[Figure dataset records]
────────────────

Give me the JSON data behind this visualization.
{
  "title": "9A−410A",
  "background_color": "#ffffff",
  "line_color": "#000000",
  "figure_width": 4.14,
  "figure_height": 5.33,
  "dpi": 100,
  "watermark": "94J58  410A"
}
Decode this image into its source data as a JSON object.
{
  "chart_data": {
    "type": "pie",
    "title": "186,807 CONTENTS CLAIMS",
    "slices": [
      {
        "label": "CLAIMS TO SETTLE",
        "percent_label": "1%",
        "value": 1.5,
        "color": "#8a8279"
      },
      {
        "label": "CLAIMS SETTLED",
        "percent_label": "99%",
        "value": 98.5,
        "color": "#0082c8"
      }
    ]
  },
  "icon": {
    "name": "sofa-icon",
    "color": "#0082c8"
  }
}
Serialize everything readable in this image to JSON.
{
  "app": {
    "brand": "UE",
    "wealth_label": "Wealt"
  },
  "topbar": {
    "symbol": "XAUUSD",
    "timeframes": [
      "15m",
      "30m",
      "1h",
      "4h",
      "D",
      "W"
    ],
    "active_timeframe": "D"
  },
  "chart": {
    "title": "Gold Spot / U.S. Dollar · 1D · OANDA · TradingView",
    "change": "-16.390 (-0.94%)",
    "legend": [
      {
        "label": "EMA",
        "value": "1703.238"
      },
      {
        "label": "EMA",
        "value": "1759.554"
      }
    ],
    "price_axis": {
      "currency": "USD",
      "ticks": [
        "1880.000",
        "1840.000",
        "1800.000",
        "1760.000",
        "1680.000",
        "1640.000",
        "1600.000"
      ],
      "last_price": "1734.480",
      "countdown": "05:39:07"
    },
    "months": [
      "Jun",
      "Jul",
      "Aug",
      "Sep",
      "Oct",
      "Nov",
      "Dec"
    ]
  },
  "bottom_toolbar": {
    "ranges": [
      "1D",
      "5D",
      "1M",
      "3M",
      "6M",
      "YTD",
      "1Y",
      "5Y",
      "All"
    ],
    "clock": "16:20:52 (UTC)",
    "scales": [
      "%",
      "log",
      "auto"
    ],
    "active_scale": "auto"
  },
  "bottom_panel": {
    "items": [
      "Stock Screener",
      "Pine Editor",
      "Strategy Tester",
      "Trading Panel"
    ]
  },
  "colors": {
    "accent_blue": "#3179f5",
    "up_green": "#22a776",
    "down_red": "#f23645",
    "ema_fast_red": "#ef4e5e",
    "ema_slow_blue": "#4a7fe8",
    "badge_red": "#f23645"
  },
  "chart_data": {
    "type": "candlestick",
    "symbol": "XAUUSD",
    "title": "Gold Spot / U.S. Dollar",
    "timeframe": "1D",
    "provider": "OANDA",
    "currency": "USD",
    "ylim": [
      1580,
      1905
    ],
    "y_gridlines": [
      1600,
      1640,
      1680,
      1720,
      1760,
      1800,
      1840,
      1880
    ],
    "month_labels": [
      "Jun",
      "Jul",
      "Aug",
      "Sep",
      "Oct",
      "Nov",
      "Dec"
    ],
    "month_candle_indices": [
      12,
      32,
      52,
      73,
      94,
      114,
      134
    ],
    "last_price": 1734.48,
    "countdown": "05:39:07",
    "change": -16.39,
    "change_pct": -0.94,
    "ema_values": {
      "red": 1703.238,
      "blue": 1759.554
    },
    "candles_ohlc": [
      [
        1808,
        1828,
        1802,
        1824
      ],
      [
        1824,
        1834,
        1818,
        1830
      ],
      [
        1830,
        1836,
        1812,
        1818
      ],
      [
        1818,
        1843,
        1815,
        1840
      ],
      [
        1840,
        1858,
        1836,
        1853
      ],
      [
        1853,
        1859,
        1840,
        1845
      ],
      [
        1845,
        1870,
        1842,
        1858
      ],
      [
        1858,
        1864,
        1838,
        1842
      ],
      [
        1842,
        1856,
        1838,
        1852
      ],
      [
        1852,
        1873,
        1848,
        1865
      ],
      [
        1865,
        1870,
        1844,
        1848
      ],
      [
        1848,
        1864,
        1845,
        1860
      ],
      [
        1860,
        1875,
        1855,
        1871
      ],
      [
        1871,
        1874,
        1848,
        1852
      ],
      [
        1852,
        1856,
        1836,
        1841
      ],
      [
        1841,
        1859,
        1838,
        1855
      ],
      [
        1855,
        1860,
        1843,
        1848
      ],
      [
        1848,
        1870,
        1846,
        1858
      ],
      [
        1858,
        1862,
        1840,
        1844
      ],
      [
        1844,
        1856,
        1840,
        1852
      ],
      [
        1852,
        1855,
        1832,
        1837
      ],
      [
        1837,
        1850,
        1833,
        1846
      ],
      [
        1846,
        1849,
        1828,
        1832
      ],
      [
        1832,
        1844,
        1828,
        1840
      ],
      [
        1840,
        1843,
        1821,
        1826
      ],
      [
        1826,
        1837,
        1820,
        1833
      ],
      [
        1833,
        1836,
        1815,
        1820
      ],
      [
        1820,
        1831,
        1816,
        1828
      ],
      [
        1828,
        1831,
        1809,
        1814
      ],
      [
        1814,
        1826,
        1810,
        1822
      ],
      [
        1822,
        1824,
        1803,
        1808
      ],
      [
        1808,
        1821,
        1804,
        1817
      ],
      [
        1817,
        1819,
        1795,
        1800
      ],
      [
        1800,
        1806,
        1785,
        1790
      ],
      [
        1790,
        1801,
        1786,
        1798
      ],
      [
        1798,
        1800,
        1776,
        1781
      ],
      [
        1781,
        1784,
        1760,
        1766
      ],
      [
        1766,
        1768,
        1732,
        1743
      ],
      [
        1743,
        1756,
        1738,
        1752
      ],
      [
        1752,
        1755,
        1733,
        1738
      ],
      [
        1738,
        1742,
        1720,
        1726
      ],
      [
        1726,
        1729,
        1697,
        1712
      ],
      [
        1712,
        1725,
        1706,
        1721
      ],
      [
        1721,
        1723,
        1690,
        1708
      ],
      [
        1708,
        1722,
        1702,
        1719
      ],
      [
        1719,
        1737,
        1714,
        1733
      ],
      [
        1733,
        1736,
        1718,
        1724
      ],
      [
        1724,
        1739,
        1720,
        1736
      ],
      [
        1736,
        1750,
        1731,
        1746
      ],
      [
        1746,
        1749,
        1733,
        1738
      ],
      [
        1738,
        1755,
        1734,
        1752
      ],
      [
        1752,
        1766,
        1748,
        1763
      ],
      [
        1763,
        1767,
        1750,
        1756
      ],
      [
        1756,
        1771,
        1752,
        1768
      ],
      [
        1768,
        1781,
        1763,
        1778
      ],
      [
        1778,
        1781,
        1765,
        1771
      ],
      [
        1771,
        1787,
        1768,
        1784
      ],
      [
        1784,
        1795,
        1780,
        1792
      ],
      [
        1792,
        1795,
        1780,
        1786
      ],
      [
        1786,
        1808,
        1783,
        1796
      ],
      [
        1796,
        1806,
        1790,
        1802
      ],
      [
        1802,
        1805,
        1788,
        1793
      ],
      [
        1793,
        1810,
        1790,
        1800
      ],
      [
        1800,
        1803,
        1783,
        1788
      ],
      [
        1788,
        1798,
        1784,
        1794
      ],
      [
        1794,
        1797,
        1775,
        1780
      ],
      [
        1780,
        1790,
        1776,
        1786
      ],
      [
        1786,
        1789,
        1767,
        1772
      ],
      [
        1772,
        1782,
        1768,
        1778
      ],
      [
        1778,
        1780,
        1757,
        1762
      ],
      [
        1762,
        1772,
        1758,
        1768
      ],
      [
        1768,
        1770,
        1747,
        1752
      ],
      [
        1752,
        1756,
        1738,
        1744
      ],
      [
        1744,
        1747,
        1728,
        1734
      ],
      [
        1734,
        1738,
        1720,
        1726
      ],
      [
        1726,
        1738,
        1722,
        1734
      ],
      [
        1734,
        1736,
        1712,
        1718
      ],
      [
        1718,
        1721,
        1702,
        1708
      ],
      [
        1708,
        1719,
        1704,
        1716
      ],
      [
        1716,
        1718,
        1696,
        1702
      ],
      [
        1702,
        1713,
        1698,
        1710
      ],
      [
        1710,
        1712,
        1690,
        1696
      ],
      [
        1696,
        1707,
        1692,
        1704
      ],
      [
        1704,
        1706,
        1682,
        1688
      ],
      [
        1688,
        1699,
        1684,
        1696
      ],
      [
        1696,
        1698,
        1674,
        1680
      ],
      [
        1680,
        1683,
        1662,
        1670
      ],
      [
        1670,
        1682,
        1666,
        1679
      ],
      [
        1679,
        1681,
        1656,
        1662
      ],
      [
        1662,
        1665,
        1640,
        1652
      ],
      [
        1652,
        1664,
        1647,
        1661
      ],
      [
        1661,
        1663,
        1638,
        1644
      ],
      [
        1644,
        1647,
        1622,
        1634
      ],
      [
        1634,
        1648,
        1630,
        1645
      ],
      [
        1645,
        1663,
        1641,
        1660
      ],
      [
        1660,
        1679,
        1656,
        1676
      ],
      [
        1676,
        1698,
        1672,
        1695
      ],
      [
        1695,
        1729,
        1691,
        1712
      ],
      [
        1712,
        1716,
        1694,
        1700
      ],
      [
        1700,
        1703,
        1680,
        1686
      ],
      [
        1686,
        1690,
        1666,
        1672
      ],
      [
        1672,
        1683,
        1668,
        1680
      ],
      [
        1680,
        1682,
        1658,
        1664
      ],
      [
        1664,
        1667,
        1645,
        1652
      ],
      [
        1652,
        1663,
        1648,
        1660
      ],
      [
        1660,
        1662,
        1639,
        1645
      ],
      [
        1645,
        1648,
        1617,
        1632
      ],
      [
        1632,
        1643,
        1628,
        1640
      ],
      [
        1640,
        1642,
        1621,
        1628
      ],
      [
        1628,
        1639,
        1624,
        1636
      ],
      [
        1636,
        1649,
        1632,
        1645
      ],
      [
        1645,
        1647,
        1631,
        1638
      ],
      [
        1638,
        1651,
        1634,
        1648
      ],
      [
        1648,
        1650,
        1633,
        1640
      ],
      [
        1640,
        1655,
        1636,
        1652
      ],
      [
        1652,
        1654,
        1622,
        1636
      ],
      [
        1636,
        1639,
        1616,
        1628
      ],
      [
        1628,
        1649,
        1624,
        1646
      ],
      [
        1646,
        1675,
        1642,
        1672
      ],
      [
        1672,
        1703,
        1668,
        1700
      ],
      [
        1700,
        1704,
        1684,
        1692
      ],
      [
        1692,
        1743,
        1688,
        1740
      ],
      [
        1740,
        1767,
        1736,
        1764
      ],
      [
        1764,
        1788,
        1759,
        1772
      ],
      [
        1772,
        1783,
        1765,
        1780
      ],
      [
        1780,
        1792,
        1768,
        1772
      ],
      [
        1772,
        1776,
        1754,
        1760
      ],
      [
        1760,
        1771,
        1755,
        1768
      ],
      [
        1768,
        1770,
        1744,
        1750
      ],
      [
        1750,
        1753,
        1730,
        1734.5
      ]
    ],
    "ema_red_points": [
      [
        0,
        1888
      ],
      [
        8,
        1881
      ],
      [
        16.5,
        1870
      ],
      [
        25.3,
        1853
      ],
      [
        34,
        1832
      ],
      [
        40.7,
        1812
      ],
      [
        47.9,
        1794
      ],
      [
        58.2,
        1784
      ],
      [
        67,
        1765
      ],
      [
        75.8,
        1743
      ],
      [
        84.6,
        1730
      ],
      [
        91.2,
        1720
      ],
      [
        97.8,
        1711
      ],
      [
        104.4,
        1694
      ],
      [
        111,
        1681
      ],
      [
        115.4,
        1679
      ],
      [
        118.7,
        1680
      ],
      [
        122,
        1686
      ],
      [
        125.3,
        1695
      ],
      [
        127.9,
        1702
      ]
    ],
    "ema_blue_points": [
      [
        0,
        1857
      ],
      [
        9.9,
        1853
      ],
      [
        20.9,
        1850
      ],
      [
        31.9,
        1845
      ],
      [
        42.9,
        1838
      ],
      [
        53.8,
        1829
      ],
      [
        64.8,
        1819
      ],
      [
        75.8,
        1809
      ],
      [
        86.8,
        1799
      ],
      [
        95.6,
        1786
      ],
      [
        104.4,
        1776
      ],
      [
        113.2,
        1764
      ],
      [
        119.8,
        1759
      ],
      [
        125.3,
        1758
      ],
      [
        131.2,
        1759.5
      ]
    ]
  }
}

────────────────

Looking at the entries above, how many lines contain the word "Spot"? Answer with the number alone.

2